Each entry should be quoted word for word, including every mark of punctuation.
===
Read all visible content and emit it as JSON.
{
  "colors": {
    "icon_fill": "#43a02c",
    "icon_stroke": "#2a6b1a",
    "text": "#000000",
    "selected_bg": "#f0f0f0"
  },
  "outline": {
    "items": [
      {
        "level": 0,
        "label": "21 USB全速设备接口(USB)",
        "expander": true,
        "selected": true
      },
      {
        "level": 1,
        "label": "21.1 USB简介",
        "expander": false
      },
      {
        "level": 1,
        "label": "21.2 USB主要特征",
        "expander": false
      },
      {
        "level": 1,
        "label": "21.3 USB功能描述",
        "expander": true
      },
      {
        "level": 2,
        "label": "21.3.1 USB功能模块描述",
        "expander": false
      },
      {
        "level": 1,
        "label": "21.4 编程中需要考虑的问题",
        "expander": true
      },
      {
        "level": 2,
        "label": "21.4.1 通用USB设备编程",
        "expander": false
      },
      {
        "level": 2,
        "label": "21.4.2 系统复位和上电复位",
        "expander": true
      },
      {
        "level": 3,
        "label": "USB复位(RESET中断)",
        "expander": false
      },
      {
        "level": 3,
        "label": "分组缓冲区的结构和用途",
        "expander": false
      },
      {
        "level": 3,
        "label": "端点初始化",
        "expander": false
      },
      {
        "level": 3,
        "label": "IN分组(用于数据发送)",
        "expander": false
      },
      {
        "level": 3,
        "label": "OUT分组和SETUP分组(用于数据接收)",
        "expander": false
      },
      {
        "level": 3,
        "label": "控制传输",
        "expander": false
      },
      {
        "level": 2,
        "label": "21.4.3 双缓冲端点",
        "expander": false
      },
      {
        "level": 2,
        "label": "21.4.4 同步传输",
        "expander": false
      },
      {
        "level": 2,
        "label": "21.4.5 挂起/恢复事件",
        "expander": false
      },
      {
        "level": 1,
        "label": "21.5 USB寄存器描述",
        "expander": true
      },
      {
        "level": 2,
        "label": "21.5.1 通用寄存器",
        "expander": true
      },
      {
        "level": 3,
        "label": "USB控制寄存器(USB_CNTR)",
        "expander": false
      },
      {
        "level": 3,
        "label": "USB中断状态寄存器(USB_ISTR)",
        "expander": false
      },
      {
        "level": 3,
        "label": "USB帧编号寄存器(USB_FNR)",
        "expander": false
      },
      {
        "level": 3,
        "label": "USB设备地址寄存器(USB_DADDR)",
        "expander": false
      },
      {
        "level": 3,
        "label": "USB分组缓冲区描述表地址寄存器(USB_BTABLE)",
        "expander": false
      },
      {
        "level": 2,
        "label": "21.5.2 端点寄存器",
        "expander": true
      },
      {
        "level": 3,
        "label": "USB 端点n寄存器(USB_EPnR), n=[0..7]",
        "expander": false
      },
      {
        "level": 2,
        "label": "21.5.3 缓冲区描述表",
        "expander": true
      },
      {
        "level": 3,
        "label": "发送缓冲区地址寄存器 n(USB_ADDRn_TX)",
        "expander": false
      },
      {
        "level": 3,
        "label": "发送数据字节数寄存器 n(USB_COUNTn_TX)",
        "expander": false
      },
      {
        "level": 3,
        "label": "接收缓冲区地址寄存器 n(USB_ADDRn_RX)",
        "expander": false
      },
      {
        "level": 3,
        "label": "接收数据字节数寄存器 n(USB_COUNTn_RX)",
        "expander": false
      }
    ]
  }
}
===
**Answer below:**
Read all visible content and emit it as JSON.
{
  "colors": {
    "icon_fill": "#43a02c",
    "icon_stroke": "#2a6b1a",
    "text": "#000000",
    "selected_bg": "#f0f0f0"
  },
  "outline": {
    "items": [
      {
        "level": 0,
        "label": "21 USB全速设备接口(USB)",
        "expander": true,
        "selected": true
      },
      {
        "level": 1,
        "label": "21.1 USB简介",
        "expander": false
      },
      {
        "level": 1,
        "label": "21.2 USB主要特征",
        "expander": false
      },
      {
        "level": 1,
        "label": "21.3 USB功能描述",
        "expander": true
      },
      {
        "level": 2,
        "label": "21.3.1 USB功能模块描述",
        "expander": false
      },
      {
        "level": 1,
        "label": "21.4 编程中需要考虑的问题",
        "expander": true
      },
      {
        "level": 2,
        "label": "21.4.1 通用USB设备编程",
        "expander": false
      },
      {
        "level": 2,
        "label": "21.4.2 系统复位和上电复位",
        "expander": true
      },
      {
        "level": 3,
        "label": "USB复位(RESET中断)",
        "expander": false
      },
      {
        "level": 3,
        "label": "分组缓冲区的结构和用途",
        "expander": false
      },
      {
        "level": 3,
        "label": "端点初始化",
        "expander": false
      },
      {
        "level": 3,
        "label": "IN分组(用于数据发送)",
        "expander": false
      },
      {
        "level": 3,
        "label": "OUT分组和SETUP分组(用于数据接收)",
        "expander": false
      },
      {
        "level": 3,
        "label": "控制传输",
        "expander": false
      },
      {
        "level": 2,
        "label": "21.4.3 双缓冲端点",
        "expander": false
      },
      {
        "level": 2,
        "label": "21.4.4 同步传输",
        "expander": false
      },
      {
        "level": 2,
        "label": "21.4.5 挂起/恢复事件",
        "expander": false
      },
      {
        "level": 1,
        "label": "21.5 USB寄存器描述",
        "expander": true
      },
      {
        "level": 2,
        "label": "21.5.1 通用寄存器",
        "expander": true
      },
      {
        "level": 3,
        "label": "USB控制寄存器(USB_CNTR)",
        "expander": false
      },
      {
        "level": 3,
        "label": "USB中断状态寄存器(USB_ISTR)",
        "expander": false
      },
      {
        "level": 3,
        "label": "USB帧编号寄存器(USB_FNR)",
        "expander": false
      },
      {
        "level": 3,
        "label": "USB设备地址寄存器(USB_DADDR)",
        "expander": false
      },
      {
        "level": 3,
        "label": "USB分组缓冲区描述表地址寄存器(USB_BTABLE)",
        "expander": false
      },
      {
        "level": 2,
        "label": "21.5.2 端点寄存器",
        "expander": true
      },
      {
        "level": 3,
        "label": "USB 端点n寄存器(USB_EPnR), n=[0..7]",
        "expander": false
      },
      {
        "level": 2,
        "label": "21.5.3 缓冲区描述表",
        "expander": true
      },
      {
        "level": 3,
        "label": "发送缓冲区地址寄存器 n(USB_ADDRn_TX)",
        "expander": false
      },
      {
        "level": 3,
        "label": "发送数据字节数寄存器 n(USB_COUNTn_TX)",
        "expander": false
      },
      {
        "level": 3,
        "label": "接收缓冲区地址寄存器 n(USB_ADDRn_RX)",
        "expander": false
      },
      {
        "level": 3,
        "label": "接收数据字节数寄存器 n(USB_COUNTn_RX)",
        "expander": false
      }
    ]
  }
}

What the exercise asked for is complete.